(WHAT TO PRODUCE): Reproduce every entry that follows word for word, but omit the images.

(LISTED ENTRIES):
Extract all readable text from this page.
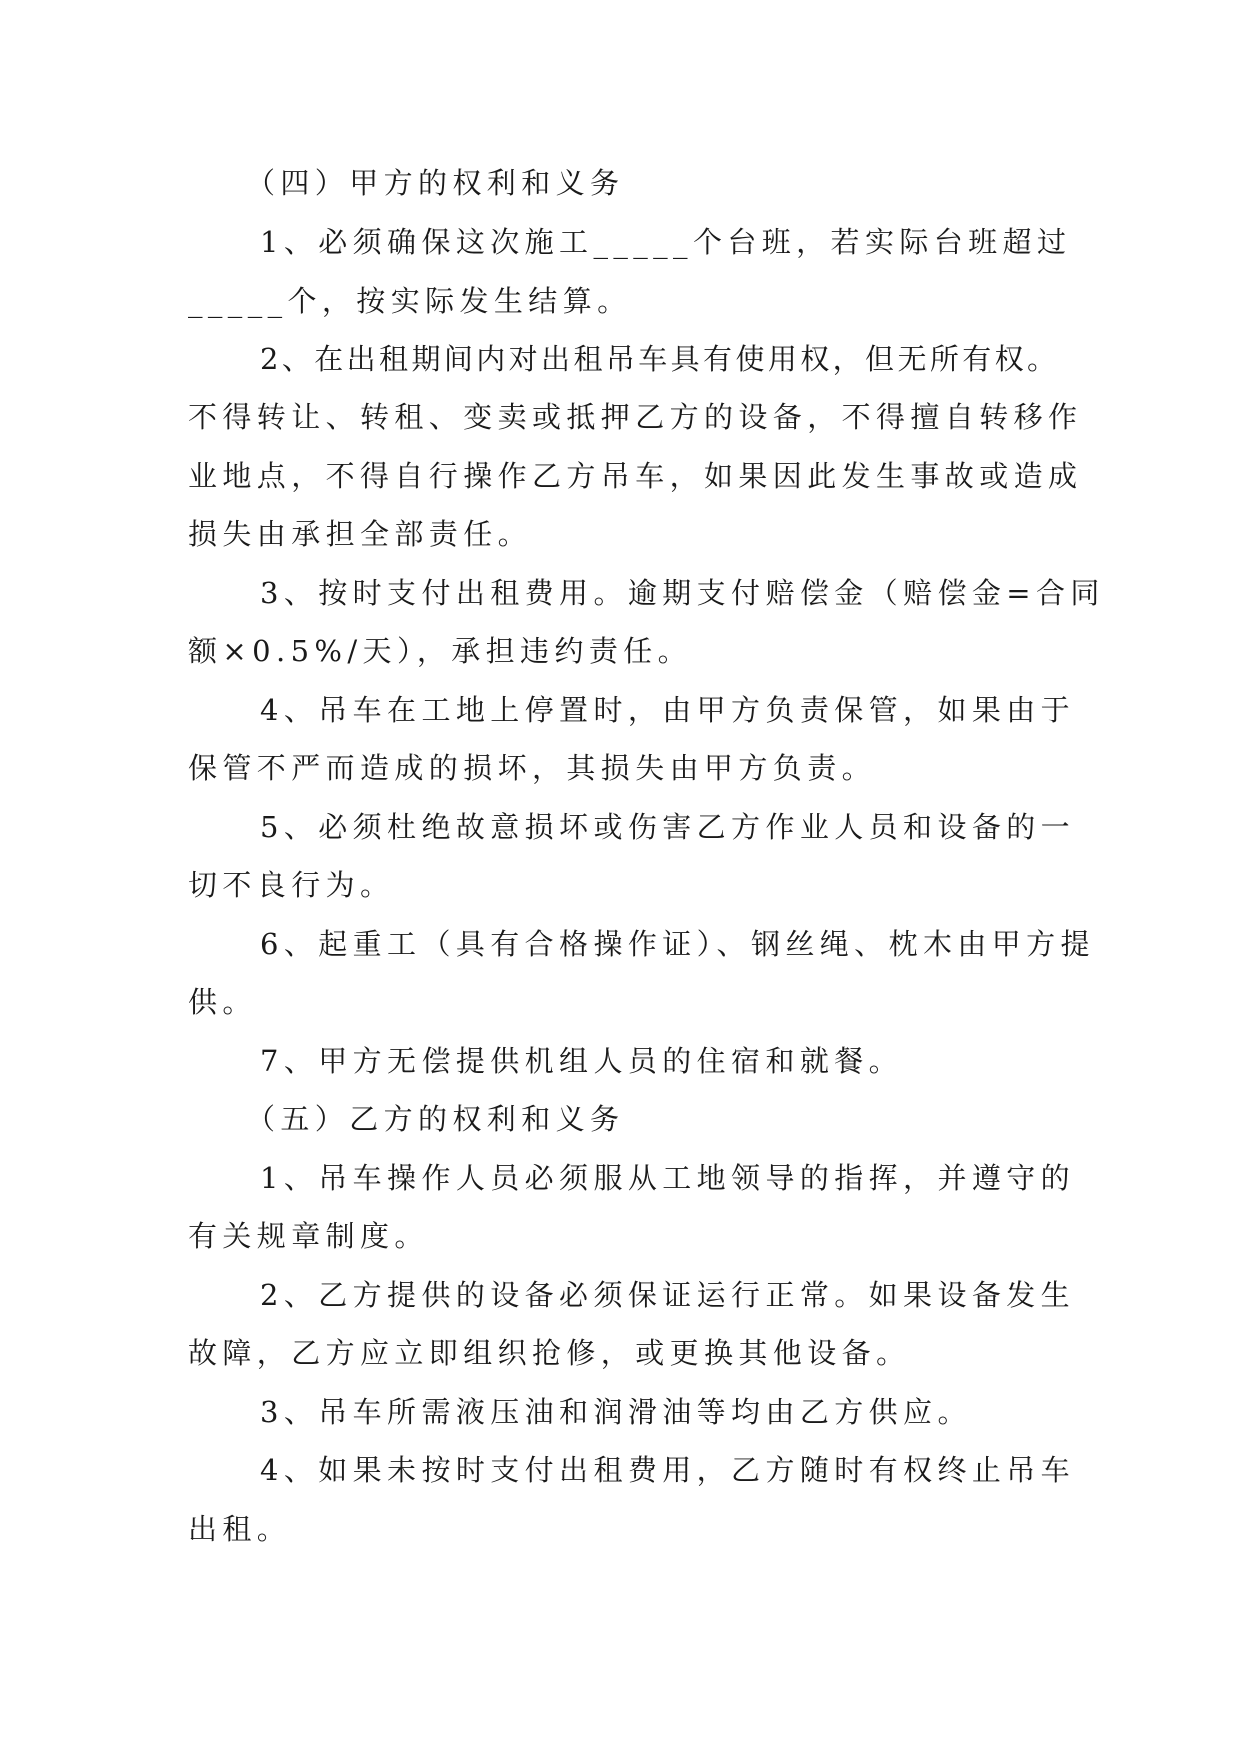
（四）甲方的权利和义务
1、必须确保这次施工_____个台班，若实际台班超过
_____个，按实际发生结算。
2、在出租期间内对出租吊车具有使用权，但无所有权。
不得转让、转租、变卖或抵押乙方的设备，不得擅自转移作
业地点，不得自行操作乙方吊车，如果因此发生事故或造成
损失由承担全部责任。
3、按时支付出租费用。逾期支付赔偿金（赔偿金=合同
额×0.5%/天），承担违约责任。
4、吊车在工地上停置时，由甲方负责保管，如果由于
保管不严而造成的损坏，其损失由甲方负责。
5、必须杜绝故意损坏或伤害乙方作业人员和设备的一
切不良行为。
6、起重工（具有合格操作证）、钢丝绳、枕木由甲方提
供。
7、甲方无偿提供机组人员的住宿和就餐。
（五）乙方的权利和义务
1、吊车操作人员必须服从工地领导的指挥，并遵守的
有关规章制度。
2、乙方提供的设备必须保证运行正常。如果设备发生
故障，乙方应立即组织抢修，或更换其他设备。
3、吊车所需液压油和润滑油等均由乙方供应。
4、如果未按时支付出租费用，乙方随时有权终止吊车
出租。
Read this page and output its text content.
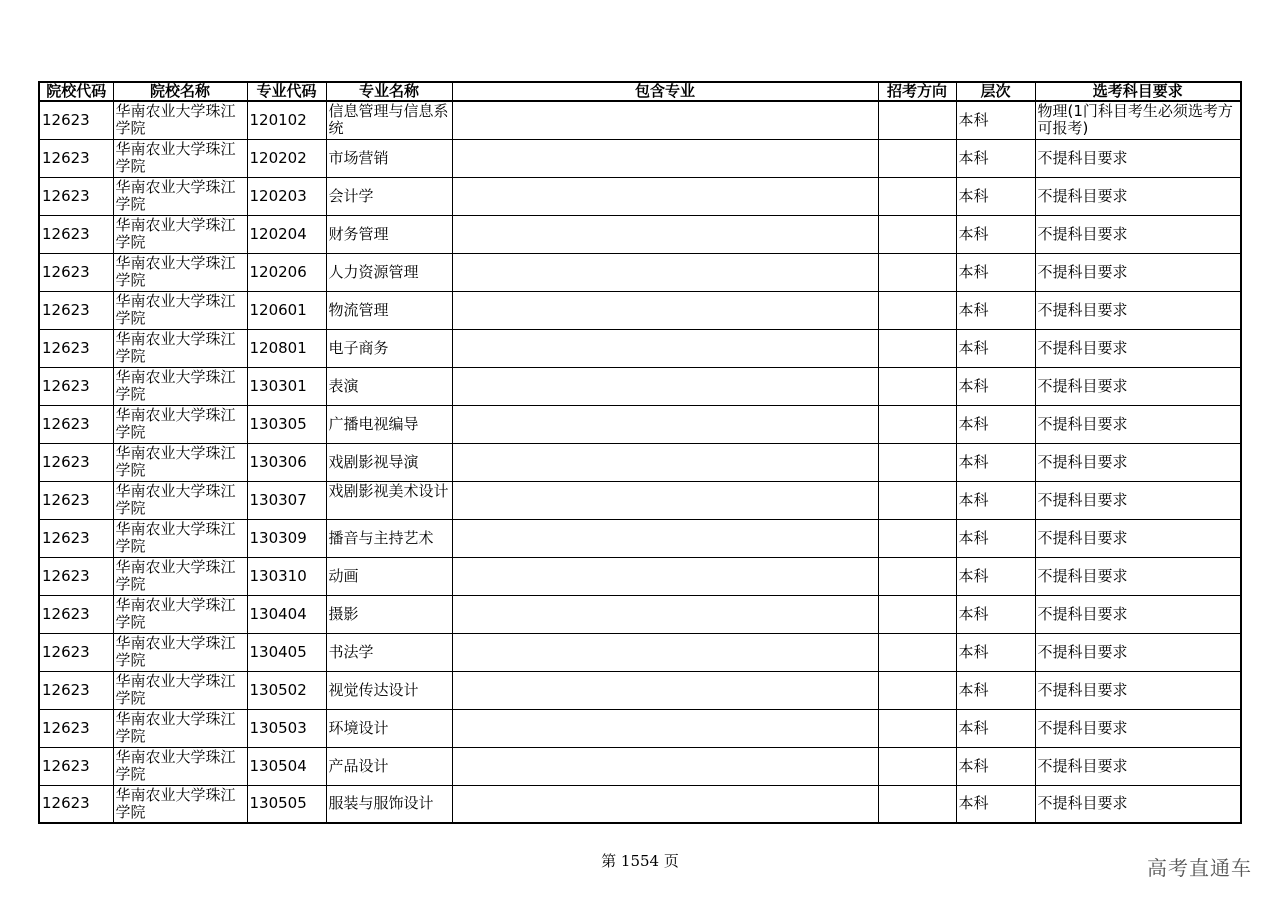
院校代码	院校名称	专业代码	专业名称	包含专业	招考方向	层次	选考科目要求
12623	华南农业大学珠江学院	120102	信息管理与信息系统			本科	物理(1门科目考生必须选考方可报考)
12623	华南农业大学珠江学院	120202	市场营销			本科	不提科目要求
12623	华南农业大学珠江学院	120203	会计学			本科	不提科目要求
12623	华南农业大学珠江学院	120204	财务管理			本科	不提科目要求
12623	华南农业大学珠江学院	120206	人力资源管理			本科	不提科目要求
12623	华南农业大学珠江学院	120601	物流管理			本科	不提科目要求
12623	华南农业大学珠江学院	120801	电子商务			本科	不提科目要求
12623	华南农业大学珠江学院	130301	表演			本科	不提科目要求
12623	华南农业大学珠江学院	130305	广播电视编导			本科	不提科目要求
12623	华南农业大学珠江学院	130306	戏剧影视导演			本科	不提科目要求
12623	华南农业大学珠江学院	130307	戏剧影视美术设计			本科	不提科目要求
12623	华南农业大学珠江学院	130309	播音与主持艺术			本科	不提科目要求
12623	华南农业大学珠江学院	130310	动画			本科	不提科目要求
12623	华南农业大学珠江学院	130404	摄影			本科	不提科目要求
12623	华南农业大学珠江学院	130405	书法学			本科	不提科目要求
12623	华南农业大学珠江学院	130502	视觉传达设计			本科	不提科目要求
12623	华南农业大学珠江学院	130503	环境设计			本科	不提科目要求
12623	华南农业大学珠江学院	130504	产品设计			本科	不提科目要求
12623	华南农业大学珠江学院	130505	服装与服饰设计			本科	不提科目要求
第 1554 页	高考直通车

(SOLUTION TO THE PROBLEM):
Extract all readable text from this page.
（四）甲方的权利和义务
1、必须确保这次施工_____个台班，若实际台班超过
_____个，按实际发生结算。
2、在出租期间内对出租吊车具有使用权，但无所有权。
不得转让、转租、变卖或抵押乙方的设备，不得擅自转移作
业地点，不得自行操作乙方吊车，如果因此发生事故或造成
损失由承担全部责任。
3、按时支付出租费用。逾期支付赔偿金（赔偿金=合同
额×0.5%/天），承担违约责任。
4、吊车在工地上停置时，由甲方负责保管，如果由于
保管不严而造成的损坏，其损失由甲方负责。
5、必须杜绝故意损坏或伤害乙方作业人员和设备的一
切不良行为。
6、起重工（具有合格操作证）、钢丝绳、枕木由甲方提
供。
7、甲方无偿提供机组人员的住宿和就餐。
（五）乙方的权利和义务
1、吊车操作人员必须服从工地领导的指挥，并遵守的
有关规章制度。
2、乙方提供的设备必须保证运行正常。如果设备发生
故障，乙方应立即组织抢修，或更换其他设备。
3、吊车所需液压油和润滑油等均由乙方供应。
4、如果未按时支付出租费用，乙方随时有权终止吊车
出租。
Read this page and output its text content.
院校代码	院校名称	专业代码	专业名称	包含专业	招考方向	层次	选考科目要求
12623	华南农业大学珠江学院	120102	信息管理与信息系统			本科	物理(1门科目考生必须选考方可报考)
12623	华南农业大学珠江学院	120202	市场营销			本科	不提科目要求
12623	华南农业大学珠江学院	120203	会计学			本科	不提科目要求
12623	华南农业大学珠江学院	120204	财务管理			本科	不提科目要求
12623	华南农业大学珠江学院	120206	人力资源管理			本科	不提科目要求
12623	华南农业大学珠江学院	120601	物流管理			本科	不提科目要求
12623	华南农业大学珠江学院	120801	电子商务			本科	不提科目要求
12623	华南农业大学珠江学院	130301	表演			本科	不提科目要求
12623	华南农业大学珠江学院	130305	广播电视编导			本科	不提科目要求
12623	华南农业大学珠江学院	130306	戏剧影视导演			本科	不提科目要求
12623	华南农业大学珠江学院	130307	戏剧影视美术设计			本科	不提科目要求
12623	华南农业大学珠江学院	130309	播音与主持艺术			本科	不提科目要求
12623	华南农业大学珠江学院	130310	动画			本科	不提科目要求
12623	华南农业大学珠江学院	130404	摄影			本科	不提科目要求
12623	华南农业大学珠江学院	130405	书法学			本科	不提科目要求
12623	华南农业大学珠江学院	130502	视觉传达设计			本科	不提科目要求
12623	华南农业大学珠江学院	130503	环境设计			本科	不提科目要求
12623	华南农业大学珠江学院	130504	产品设计			本科	不提科目要求
12623	华南农业大学珠江学院	130505	服装与服饰设计			本科	不提科目要求
第 1554 页	高考直通车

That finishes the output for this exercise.